Top of INPUT DATA

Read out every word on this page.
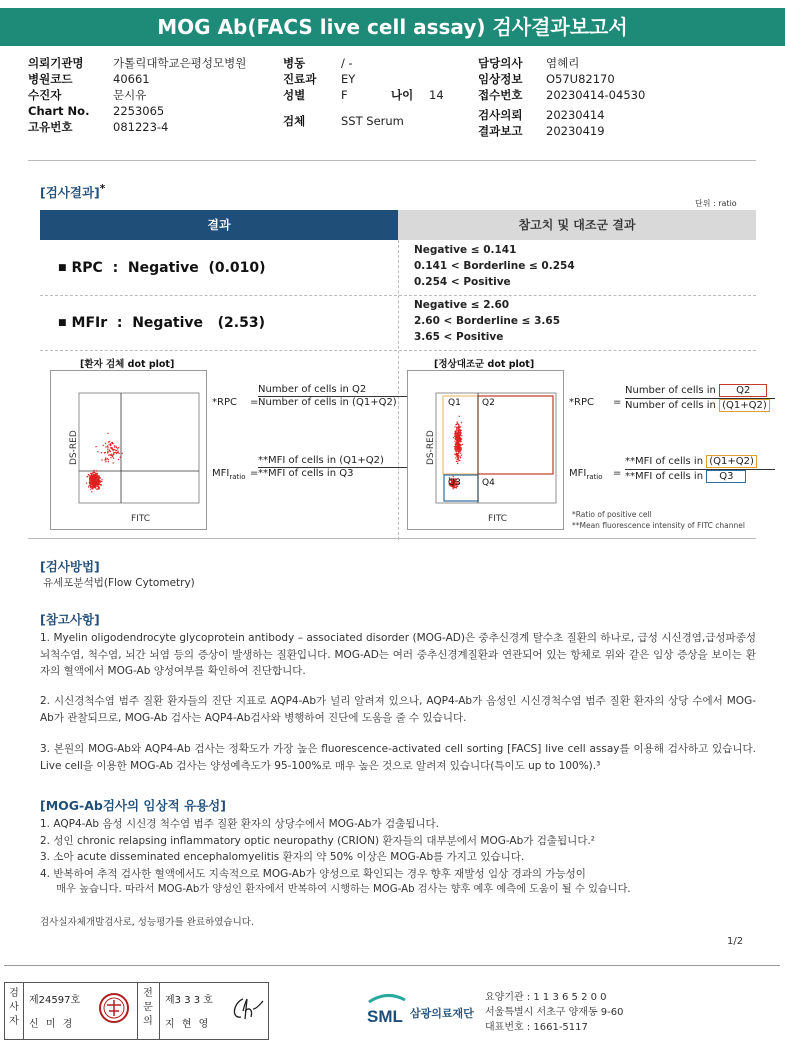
MOG Ab(FACS live cell assay) 검사결과보고서
의뢰기관명	가톨릭대학교은평성모병원
병원코드	40661
수진자	문시유
Chart No.	2253065
고유번호	081223-4
병동	/ -
진료과	EY
성별	F	나이	14
검체	SST Serum
담당의사	염혜리
임상정보	O57U82170
접수번호	20230414-04530
검사의뢰	20230414
결과보고	20230419
[검사결과]*
단위 : ratio
결과	참고치 및 대조군 결과
■ RPC  :  Negative  (0.010)
Negative ≤ 0.141
0.141 < Borderline ≤ 0.254
0.254 < Positive
■ MFIr  :  Negative   (2.53)
Negative ≤ 2.60
2.60 < Borderline ≤ 3.65
3.65 < Positive
[환자 검체 dot plot]
DS-RED
FITC
*RPC =
Number of cells in Q2
Number of cells in (Q1+Q2)
$MFI_{ratio}$ =
**MFI of cells in (Q1+Q2)
**MFI of cells in Q3
[정상대조군 dot plot]
Q1 Q2
Q3 Q4
DS-RED
FITC
*RPC =
Number of cells in Q2
Number of cells in (Q1+Q2)
$MFI_{ratio}$ =
**MFI of cells in (Q1+Q2)
**MFI of cells in Q3
*Ratio of positive cell
**Mean fluorescence intensity of FITC channel
[검사방법]
유세포분석법(Flow Cytometry)
[참고사항]
1. Myelin oligodendrocyte glycoprotein antibody – associated disorder (MOG-AD)은 중추신경계 탈수초 질환의 하나로, 급성 시신경염,급성파종성 뇌척수염, 척수염, 뇌간 뇌염 등의 증상이 발생하는 질환입니다. MOG-AD는 여러 중추신경계질환과 연관되어 있는 항체로 위와 같은 임상 증상을 보이는 환자의 혈액에서 MOG-Ab 양성여부를 확인하여 진단합니다.
2. 시신경척수염 범주 질환 환자들의 진단 지표로 AQP4-Ab가 널리 알려져 있으나, AQP4-Ab가 음성인 시신경척수염 범주 질환 환자의 상당 수에서 MOG-Ab가 관찰되므로, MOG-Ab 검사는 AQP4-Ab검사와 병행하여 진단에 도움을 줄 수 있습니다.
3. 본원의 MOG-Ab와 AQP4-Ab 검사는 정확도가 가장 높은 fluorescence-activated cell sorting [FACS] live cell assay를 이용해 검사하고 있습니다. Live cell을 이용한 MOG-Ab 검사는 양성예측도가 95-100%로 매우 높은 것으로 알려져 있습니다(특이도 up to 100%).³
[MOG-Ab검사의 임상적 유용성]
1. AQP4-Ab 음성 시신경 척수염 범주 질환 환자의 상당수에서 MOG-Ab가 검출됩니다.
2. 성인 chronic relapsing inflammatory optic neuropathy (CRION) 환자들의 대부분에서 MOG-Ab가 검출됩니다.²
3. 소아 acute disseminated encephalomyelitis 환자의 약 50% 이상은 MOG-Ab를 가지고 있습니다.
4. 반복하여 추적 검사한 혈액에서도 지속적으로 MOG-Ab가 양성으로 확인되는 경우 향후 재발성 임상 경과의 가능성이
매우 높습니다. 따라서 MOG-Ab가 양성인 환자에서 반복하여 시행하는 MOG-Ab 검사는 향후 예후 예측에 도움이 될 수 있습니다.
검사실자체개발검사로, 성능평가를 완료하였습니다.
1/2
검사자
제24597호
신 미 경
전문의
제3 3 3 호
지 현 영	SML 삼광의료재단
요양기관 : 1 1 3 6 5 2 0 0
서울특별시 서초구 양재동 9-60
대표번호 : 1661-5117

Bottom of INPUT DATA

List each line of the entries that holds the string "반복하여".

4. 반복하여 추적 검사한 혈액에서도 지속적으로 MOG-Ab가 양성으로 확인되는 경우 향후 재발성 임상 경과의 가능성이
매우 높습니다. 따라서 MOG-Ab가 양성인 환자에서 반복하여 시행하는 MOG-Ab 검사는 향후 예후 예측에 도움이 될 수 있습니다.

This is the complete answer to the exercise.